**Task**
Update the records below by replacing every occurrence of "divider" with "separator" and leaving all other text unchanged.

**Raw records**

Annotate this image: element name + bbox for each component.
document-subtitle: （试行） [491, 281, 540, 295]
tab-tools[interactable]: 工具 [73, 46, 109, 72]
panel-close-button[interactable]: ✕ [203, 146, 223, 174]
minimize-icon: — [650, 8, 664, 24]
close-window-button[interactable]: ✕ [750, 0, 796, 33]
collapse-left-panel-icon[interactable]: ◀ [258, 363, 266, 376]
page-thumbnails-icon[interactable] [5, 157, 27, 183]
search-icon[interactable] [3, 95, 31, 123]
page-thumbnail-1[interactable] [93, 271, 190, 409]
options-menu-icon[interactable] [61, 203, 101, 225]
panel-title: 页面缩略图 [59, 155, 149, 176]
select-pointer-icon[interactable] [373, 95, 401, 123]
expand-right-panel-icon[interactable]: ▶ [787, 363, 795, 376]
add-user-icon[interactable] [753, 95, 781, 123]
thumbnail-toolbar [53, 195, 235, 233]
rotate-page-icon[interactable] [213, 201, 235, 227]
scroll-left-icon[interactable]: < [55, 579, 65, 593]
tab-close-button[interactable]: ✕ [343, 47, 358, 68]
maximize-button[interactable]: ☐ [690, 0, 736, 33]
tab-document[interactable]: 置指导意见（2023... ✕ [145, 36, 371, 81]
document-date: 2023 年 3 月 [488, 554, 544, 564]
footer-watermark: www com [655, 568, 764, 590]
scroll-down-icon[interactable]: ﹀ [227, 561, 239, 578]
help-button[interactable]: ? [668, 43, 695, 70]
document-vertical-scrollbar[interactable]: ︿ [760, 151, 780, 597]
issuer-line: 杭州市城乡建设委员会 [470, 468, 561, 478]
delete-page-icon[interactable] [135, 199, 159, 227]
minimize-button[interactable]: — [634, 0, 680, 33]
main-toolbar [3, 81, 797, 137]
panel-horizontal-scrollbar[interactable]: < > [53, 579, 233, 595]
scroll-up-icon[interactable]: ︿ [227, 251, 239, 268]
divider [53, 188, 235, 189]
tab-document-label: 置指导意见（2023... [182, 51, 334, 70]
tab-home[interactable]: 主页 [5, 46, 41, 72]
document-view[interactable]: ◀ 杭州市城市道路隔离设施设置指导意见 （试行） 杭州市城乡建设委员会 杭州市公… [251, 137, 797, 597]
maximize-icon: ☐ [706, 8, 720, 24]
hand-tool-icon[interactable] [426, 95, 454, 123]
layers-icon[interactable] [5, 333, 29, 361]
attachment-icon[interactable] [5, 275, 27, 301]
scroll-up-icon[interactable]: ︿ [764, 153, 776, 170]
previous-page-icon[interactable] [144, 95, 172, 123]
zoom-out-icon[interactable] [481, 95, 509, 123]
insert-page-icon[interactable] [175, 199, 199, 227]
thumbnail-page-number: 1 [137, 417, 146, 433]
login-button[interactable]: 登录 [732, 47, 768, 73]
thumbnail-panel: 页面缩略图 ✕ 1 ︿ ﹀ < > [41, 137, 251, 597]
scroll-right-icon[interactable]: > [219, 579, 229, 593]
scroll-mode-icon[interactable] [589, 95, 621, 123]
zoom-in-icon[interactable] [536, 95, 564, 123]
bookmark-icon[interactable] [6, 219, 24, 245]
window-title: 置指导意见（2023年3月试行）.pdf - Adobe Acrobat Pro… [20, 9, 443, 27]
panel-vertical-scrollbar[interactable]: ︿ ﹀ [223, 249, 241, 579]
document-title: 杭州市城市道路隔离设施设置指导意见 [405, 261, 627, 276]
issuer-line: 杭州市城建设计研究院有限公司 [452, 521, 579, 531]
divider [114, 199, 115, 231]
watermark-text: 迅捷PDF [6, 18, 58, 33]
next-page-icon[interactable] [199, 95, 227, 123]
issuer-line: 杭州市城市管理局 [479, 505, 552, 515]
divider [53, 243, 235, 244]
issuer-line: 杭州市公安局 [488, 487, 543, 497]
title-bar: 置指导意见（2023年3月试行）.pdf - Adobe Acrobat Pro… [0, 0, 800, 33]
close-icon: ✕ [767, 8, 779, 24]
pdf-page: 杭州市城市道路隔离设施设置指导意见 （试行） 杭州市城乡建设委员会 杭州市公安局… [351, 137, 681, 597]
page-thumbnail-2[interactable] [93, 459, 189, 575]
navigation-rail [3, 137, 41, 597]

**Task output**
Annotate this image: element name + bbox for each component.
document-subtitle: （试行） [491, 281, 540, 295]
tab-tools[interactable]: 工具 [73, 46, 109, 72]
panel-close-button[interactable]: ✕ [203, 146, 223, 174]
minimize-icon: — [650, 8, 664, 24]
close-window-button[interactable]: ✕ [750, 0, 796, 33]
collapse-left-panel-icon[interactable]: ◀ [258, 363, 266, 376]
page-thumbnails-icon[interactable] [5, 157, 27, 183]
search-icon[interactable] [3, 95, 31, 123]
page-thumbnail-1[interactable] [93, 271, 190, 409]
options-menu-icon[interactable] [61, 203, 101, 225]
panel-title: 页面缩略图 [59, 155, 149, 176]
select-pointer-icon[interactable] [373, 95, 401, 123]
expand-right-panel-icon[interactable]: ▶ [787, 363, 795, 376]
add-user-icon[interactable] [753, 95, 781, 123]
thumbnail-toolbar [53, 195, 235, 233]
rotate-page-icon[interactable] [213, 201, 235, 227]
scroll-left-icon[interactable]: < [55, 579, 65, 593]
tab-close-button[interactable]: ✕ [343, 47, 358, 68]
maximize-button[interactable]: ☐ [690, 0, 736, 33]
tab-document[interactable]: 置指导意见（2023... ✕ [145, 36, 371, 81]
document-date: 2023 年 3 月 [488, 554, 544, 564]
footer-watermark: www com [655, 568, 764, 590]
scroll-down-icon[interactable]: ﹀ [227, 561, 239, 578]
help-button[interactable]: ? [668, 43, 695, 70]
document-vertical-scrollbar[interactable]: ︿ [760, 151, 780, 597]
issuer-line: 杭州市城乡建设委员会 [470, 468, 561, 478]
delete-page-icon[interactable] [135, 199, 159, 227]
minimize-button[interactable]: — [634, 0, 680, 33]
main-toolbar [3, 81, 797, 137]
panel-horizontal-scrollbar[interactable]: < > [53, 579, 233, 595]
scroll-up-icon[interactable]: ︿ [227, 251, 239, 268]
separator [53, 188, 235, 189]
tab-document-label: 置指导意见（2023... [182, 51, 334, 70]
tab-home[interactable]: 主页 [5, 46, 41, 72]
document-view[interactable]: ◀ 杭州市城市道路隔离设施设置指导意见 （试行） 杭州市城乡建设委员会 杭州市公… [251, 137, 797, 597]
maximize-icon: ☐ [706, 8, 720, 24]
hand-tool-icon[interactable] [426, 95, 454, 123]
layers-icon[interactable] [5, 333, 29, 361]
attachment-icon[interactable] [5, 275, 27, 301]
scroll-up-icon[interactable]: ︿ [764, 153, 776, 170]
previous-page-icon[interactable] [144, 95, 172, 123]
zoom-out-icon[interactable] [481, 95, 509, 123]
insert-page-icon[interactable] [175, 199, 199, 227]
thumbnail-page-number: 1 [137, 417, 146, 433]
login-button[interactable]: 登录 [732, 47, 768, 73]
thumbnail-panel: 页面缩略图 ✕ 1 ︿ ﹀ < > [41, 137, 251, 597]
scroll-right-icon[interactable]: > [219, 579, 229, 593]
scroll-mode-icon[interactable] [589, 95, 621, 123]
zoom-in-icon[interactable] [536, 95, 564, 123]
bookmark-icon[interactable] [6, 219, 24, 245]
window-title: 置指导意见（2023年3月试行）.pdf - Adobe Acrobat Pro… [20, 9, 443, 27]
panel-vertical-scrollbar[interactable]: ︿ ﹀ [223, 249, 241, 579]
document-title: 杭州市城市道路隔离设施设置指导意见 [405, 261, 627, 276]
issuer-line: 杭州市城建设计研究院有限公司 [452, 521, 579, 531]
separator [114, 199, 115, 231]
watermark-text: 迅捷PDF [6, 18, 58, 33]
next-page-icon[interactable] [199, 95, 227, 123]
issuer-line: 杭州市城市管理局 [479, 505, 552, 515]
separator [53, 243, 235, 244]
issuer-line: 杭州市公安局 [488, 487, 543, 497]
title-bar: 置指导意见（2023年3月试行）.pdf - Adobe Acrobat Pro… [0, 0, 800, 33]
close-icon: ✕ [767, 8, 779, 24]
pdf-page: 杭州市城市道路隔离设施设置指导意见 （试行） 杭州市城乡建设委员会 杭州市公安局… [351, 137, 681, 597]
page-thumbnail-2[interactable] [93, 459, 189, 575]
navigation-rail [3, 137, 41, 597]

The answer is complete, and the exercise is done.